Dataset items:
** begin **

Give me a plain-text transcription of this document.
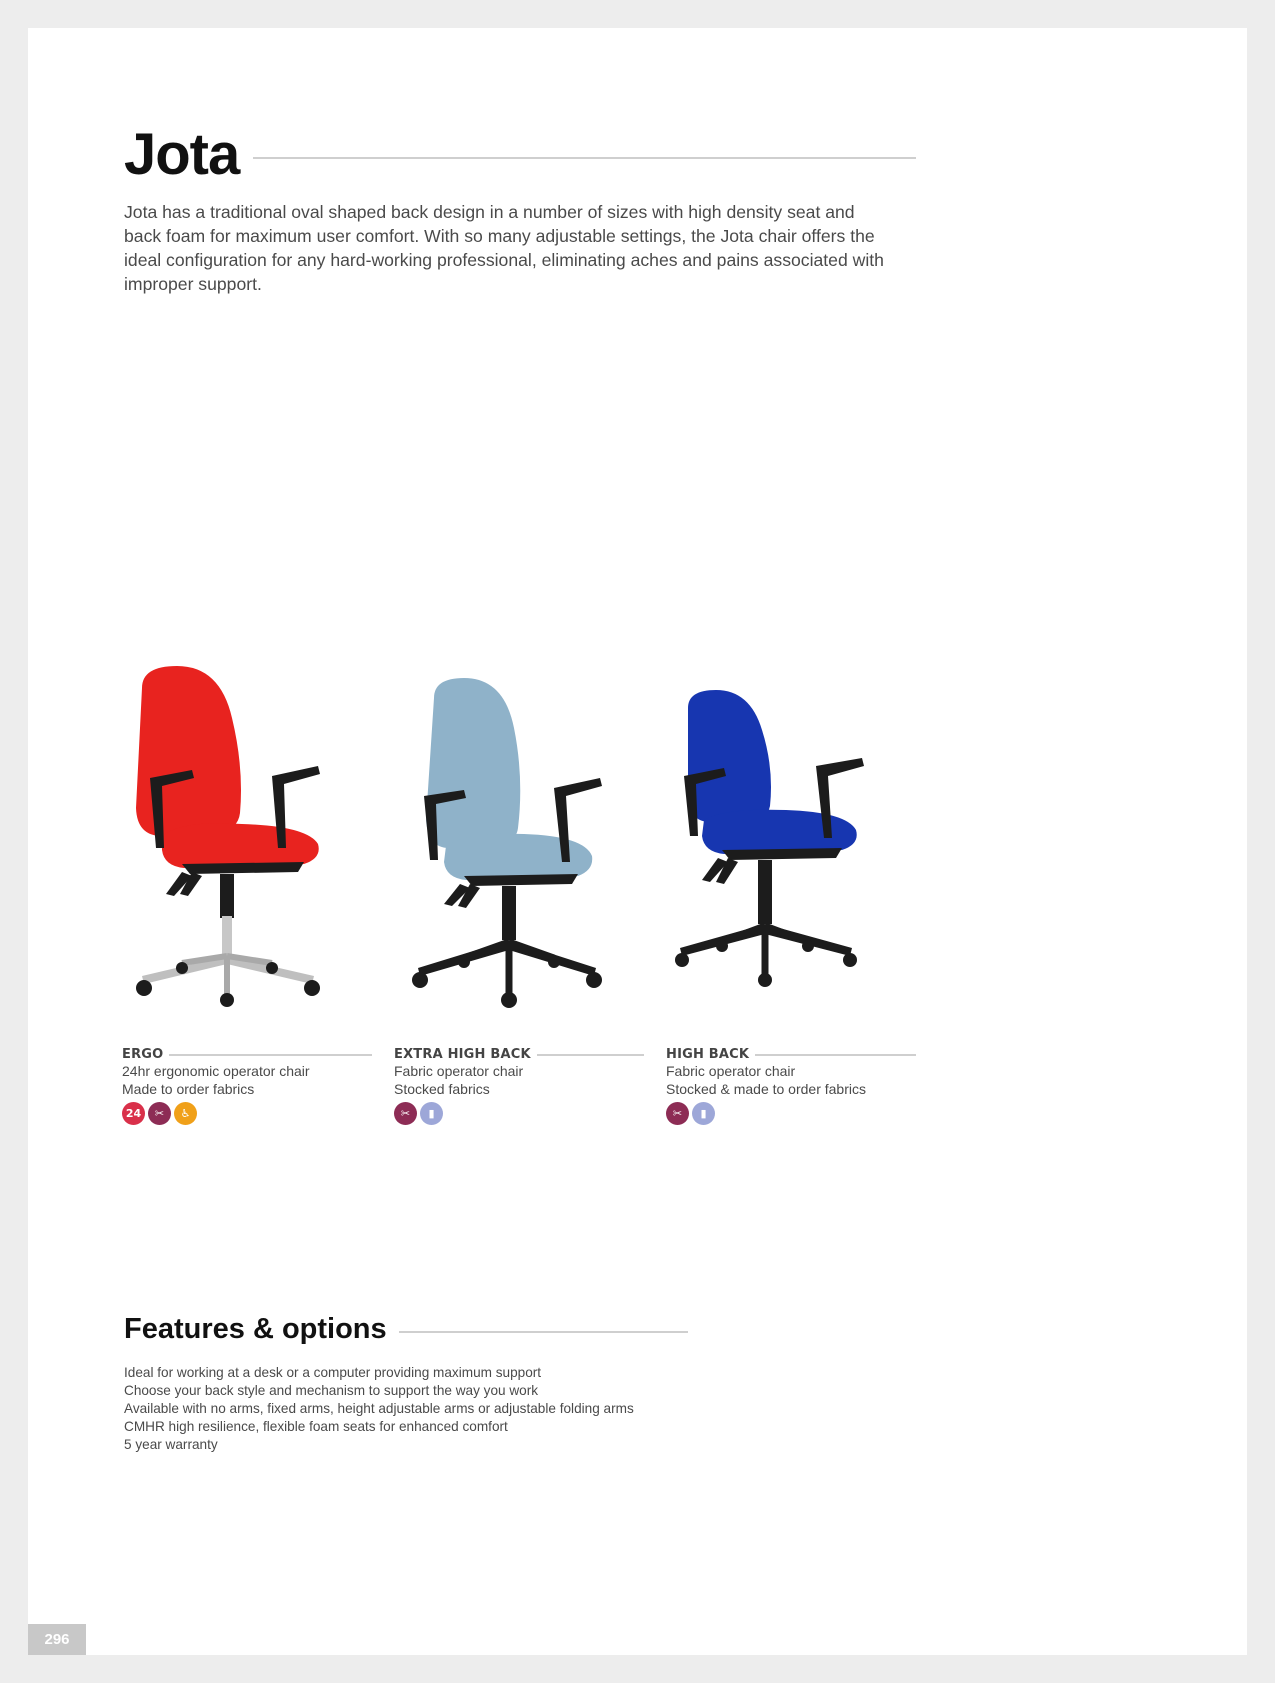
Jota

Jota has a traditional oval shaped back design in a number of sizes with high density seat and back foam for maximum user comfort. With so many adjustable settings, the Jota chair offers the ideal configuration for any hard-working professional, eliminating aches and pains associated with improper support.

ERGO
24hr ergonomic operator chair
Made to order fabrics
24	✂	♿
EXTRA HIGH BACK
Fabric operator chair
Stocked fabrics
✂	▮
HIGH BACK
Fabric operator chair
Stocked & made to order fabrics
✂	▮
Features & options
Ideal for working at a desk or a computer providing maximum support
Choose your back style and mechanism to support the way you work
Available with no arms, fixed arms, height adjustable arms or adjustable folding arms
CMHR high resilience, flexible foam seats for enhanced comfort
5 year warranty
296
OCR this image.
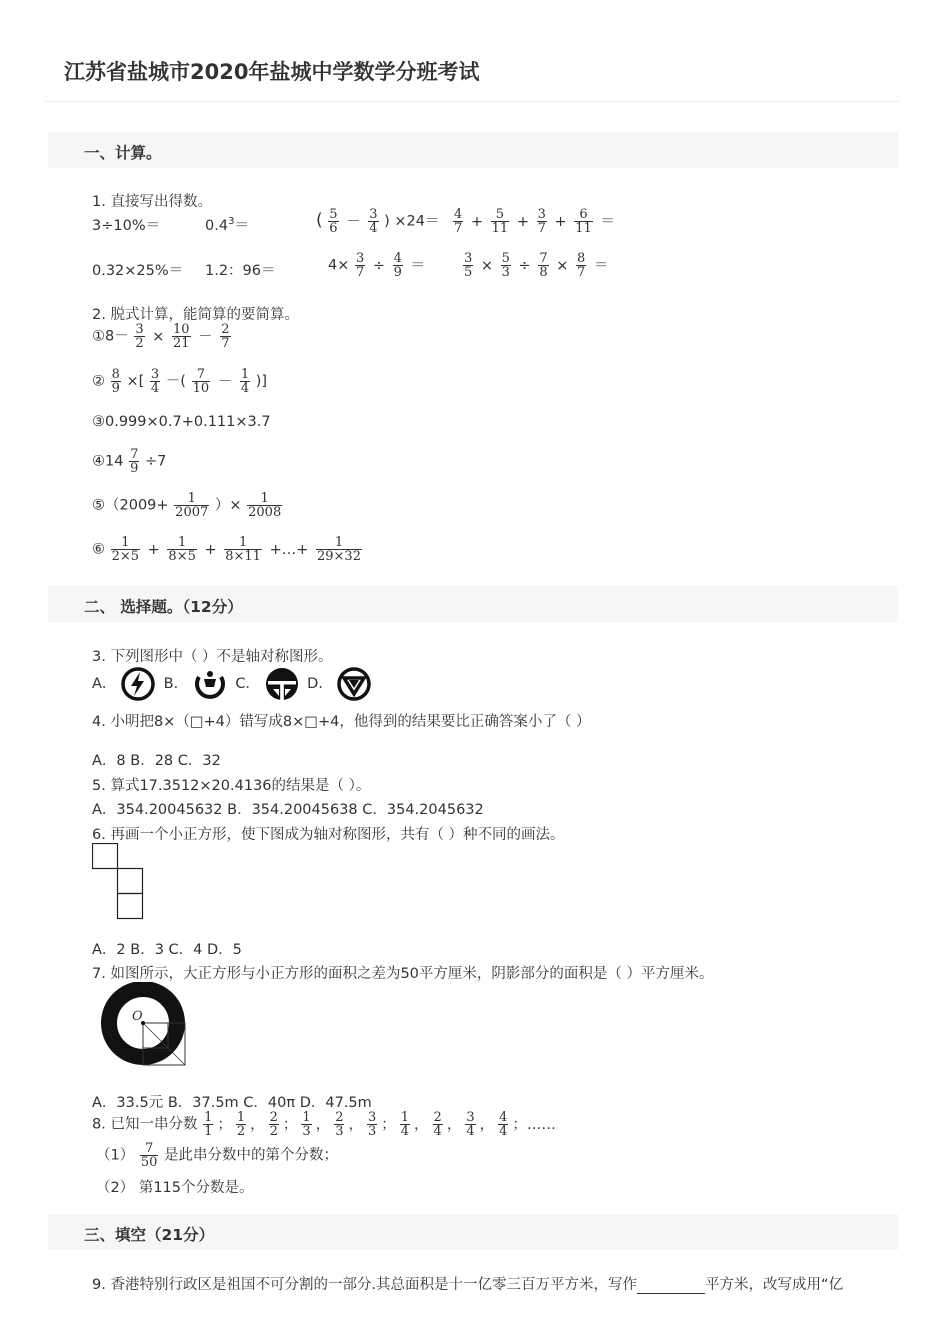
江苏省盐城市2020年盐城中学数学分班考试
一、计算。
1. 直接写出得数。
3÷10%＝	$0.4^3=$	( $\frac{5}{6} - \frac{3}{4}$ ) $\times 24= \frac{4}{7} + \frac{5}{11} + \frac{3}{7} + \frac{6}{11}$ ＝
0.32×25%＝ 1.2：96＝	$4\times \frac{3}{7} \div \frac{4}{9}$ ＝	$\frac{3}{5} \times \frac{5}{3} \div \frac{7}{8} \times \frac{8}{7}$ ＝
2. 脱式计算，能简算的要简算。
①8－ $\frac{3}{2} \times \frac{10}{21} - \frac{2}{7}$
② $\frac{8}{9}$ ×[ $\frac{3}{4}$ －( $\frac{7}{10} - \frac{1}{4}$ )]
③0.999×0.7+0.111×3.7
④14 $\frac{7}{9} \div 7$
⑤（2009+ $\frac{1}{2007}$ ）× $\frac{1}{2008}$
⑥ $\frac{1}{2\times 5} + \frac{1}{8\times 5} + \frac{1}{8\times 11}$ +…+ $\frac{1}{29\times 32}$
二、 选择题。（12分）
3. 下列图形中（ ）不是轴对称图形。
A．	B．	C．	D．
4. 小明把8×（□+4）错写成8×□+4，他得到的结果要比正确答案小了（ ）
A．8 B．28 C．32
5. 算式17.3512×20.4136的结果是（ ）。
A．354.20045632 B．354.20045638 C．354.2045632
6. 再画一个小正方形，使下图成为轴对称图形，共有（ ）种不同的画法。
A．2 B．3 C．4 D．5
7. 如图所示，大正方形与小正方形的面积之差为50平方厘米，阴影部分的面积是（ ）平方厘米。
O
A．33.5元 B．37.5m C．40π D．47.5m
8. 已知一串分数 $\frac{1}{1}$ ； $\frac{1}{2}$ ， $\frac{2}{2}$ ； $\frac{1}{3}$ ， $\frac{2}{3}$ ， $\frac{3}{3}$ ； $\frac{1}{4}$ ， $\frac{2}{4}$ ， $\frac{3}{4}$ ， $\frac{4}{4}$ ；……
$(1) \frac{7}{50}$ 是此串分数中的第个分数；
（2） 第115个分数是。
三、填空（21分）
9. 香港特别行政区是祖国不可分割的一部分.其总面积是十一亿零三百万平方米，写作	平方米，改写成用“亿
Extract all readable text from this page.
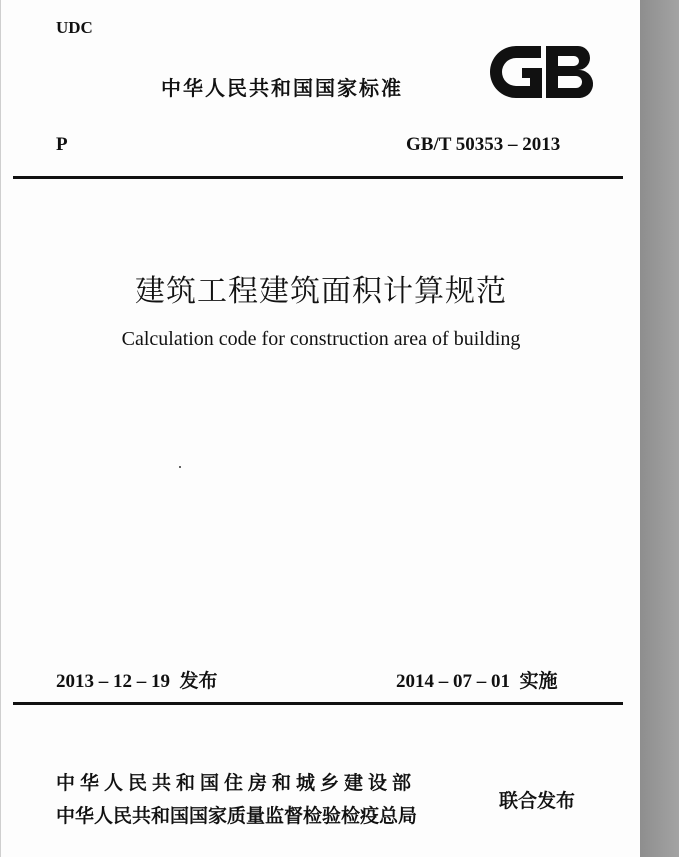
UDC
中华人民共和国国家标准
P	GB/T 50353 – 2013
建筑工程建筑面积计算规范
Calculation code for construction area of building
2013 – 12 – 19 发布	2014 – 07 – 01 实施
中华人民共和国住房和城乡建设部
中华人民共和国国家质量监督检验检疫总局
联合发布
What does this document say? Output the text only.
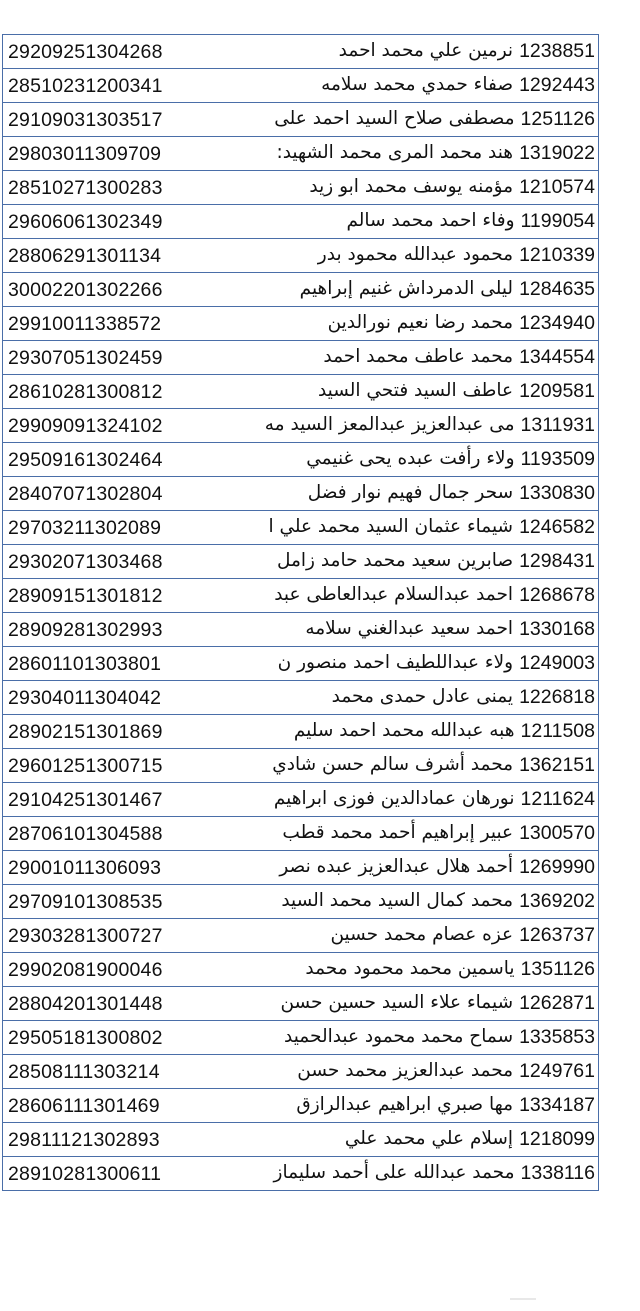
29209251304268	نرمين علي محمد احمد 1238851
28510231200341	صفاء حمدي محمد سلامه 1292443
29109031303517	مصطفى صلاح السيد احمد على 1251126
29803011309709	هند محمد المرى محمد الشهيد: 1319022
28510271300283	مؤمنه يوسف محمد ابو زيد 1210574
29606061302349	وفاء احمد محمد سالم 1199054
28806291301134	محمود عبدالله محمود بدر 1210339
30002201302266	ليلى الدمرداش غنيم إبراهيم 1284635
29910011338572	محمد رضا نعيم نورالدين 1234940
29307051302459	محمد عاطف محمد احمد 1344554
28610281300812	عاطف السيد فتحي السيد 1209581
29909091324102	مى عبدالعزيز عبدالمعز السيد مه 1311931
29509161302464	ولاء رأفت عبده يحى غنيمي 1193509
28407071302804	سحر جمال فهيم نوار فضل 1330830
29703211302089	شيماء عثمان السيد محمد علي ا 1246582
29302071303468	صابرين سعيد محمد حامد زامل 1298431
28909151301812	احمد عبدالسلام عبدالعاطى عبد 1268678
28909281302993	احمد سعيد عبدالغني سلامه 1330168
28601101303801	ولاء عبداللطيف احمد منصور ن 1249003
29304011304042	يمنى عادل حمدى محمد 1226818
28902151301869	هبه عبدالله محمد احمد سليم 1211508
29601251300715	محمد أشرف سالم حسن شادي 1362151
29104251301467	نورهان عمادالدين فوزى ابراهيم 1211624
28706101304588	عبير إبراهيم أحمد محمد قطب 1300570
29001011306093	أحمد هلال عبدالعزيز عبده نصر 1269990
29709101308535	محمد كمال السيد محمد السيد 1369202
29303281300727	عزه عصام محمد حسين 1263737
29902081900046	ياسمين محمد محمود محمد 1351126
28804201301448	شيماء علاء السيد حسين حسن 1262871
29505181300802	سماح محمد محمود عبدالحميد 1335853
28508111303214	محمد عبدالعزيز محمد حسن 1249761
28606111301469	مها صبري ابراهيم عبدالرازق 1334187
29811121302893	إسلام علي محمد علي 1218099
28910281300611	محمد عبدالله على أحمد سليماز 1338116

** end **

- [EXERCISE TASK] Count how many lines of the material hold the string "working". Give the number and nothing more.

- [ANSWER TO THE EXERCISE] 2